Requirement: Pull out all lines from the listing below in which the word "Time" appears.

Entries taken from a collection:
------
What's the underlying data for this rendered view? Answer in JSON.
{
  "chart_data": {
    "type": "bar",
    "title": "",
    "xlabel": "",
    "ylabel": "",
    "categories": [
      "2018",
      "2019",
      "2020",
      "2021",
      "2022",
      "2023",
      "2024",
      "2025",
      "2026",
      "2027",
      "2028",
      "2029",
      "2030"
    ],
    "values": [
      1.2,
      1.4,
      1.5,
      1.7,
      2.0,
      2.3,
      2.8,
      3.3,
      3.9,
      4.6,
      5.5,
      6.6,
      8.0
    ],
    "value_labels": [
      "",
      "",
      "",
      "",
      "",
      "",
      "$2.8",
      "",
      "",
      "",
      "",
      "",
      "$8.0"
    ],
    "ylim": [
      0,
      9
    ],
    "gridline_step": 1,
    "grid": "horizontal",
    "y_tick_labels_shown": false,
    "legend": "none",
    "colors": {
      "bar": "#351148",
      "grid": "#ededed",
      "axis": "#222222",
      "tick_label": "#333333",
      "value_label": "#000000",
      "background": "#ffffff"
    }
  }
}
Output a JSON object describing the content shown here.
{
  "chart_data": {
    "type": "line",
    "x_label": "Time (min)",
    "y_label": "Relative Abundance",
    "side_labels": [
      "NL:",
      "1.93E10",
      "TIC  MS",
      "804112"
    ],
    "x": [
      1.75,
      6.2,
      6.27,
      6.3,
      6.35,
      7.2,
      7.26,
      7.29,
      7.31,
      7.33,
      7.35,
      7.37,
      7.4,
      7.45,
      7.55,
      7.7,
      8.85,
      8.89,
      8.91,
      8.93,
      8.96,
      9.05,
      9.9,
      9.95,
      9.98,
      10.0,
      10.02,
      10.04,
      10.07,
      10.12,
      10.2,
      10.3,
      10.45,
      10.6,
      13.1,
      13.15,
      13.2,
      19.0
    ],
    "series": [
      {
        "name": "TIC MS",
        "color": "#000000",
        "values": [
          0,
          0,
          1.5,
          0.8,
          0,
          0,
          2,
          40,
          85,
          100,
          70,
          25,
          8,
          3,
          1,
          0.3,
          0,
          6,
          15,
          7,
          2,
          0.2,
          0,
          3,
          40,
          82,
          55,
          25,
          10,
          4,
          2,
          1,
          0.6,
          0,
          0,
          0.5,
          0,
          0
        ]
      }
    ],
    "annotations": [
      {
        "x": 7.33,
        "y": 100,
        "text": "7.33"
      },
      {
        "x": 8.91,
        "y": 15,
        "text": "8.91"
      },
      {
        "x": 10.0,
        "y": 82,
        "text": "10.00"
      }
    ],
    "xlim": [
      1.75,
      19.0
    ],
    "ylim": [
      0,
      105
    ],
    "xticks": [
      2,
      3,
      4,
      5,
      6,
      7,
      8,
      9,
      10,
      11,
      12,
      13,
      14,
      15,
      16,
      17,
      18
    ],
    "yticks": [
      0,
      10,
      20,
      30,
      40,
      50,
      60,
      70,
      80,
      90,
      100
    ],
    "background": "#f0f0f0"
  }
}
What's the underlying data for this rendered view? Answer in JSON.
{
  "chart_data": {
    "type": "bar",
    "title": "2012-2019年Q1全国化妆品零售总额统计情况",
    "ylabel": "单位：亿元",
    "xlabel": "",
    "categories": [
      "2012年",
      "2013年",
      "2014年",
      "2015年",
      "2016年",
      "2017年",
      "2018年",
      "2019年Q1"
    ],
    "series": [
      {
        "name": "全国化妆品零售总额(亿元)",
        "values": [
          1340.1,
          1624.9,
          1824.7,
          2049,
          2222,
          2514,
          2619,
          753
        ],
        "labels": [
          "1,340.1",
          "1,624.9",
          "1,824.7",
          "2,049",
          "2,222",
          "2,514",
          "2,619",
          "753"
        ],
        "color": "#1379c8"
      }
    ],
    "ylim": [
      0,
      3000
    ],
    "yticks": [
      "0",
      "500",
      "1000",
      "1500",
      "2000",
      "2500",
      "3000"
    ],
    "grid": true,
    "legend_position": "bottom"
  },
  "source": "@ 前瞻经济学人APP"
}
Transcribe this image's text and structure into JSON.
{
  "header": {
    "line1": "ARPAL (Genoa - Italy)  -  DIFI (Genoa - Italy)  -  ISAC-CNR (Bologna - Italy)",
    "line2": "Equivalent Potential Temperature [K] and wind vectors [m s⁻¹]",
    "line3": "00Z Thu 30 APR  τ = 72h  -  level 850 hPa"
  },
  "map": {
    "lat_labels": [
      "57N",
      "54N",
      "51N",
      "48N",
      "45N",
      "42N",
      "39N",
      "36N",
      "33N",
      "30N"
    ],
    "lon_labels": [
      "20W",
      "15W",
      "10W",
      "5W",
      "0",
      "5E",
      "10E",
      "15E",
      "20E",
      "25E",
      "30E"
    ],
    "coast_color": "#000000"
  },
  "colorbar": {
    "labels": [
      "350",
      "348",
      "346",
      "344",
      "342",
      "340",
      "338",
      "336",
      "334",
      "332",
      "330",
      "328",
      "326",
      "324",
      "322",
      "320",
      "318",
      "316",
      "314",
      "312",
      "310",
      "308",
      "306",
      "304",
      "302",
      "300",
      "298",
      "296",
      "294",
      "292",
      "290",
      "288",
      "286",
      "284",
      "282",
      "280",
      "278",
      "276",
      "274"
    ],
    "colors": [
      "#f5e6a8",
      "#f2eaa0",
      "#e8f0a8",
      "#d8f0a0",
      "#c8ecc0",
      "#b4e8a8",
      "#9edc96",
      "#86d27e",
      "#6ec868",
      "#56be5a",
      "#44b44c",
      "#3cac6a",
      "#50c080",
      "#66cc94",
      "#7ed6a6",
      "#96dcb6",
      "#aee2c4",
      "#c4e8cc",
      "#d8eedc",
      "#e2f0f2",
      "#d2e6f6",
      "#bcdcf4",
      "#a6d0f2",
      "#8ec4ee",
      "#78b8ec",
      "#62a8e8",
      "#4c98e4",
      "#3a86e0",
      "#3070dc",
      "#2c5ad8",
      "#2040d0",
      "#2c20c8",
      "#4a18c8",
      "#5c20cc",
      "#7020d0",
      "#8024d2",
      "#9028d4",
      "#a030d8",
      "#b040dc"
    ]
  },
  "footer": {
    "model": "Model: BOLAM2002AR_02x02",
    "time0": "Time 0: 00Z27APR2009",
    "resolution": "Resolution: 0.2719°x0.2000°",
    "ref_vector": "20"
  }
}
------
The result:
    "x_label": "Time (min)",
    "time0": "Time 0: 00Z27APR2009",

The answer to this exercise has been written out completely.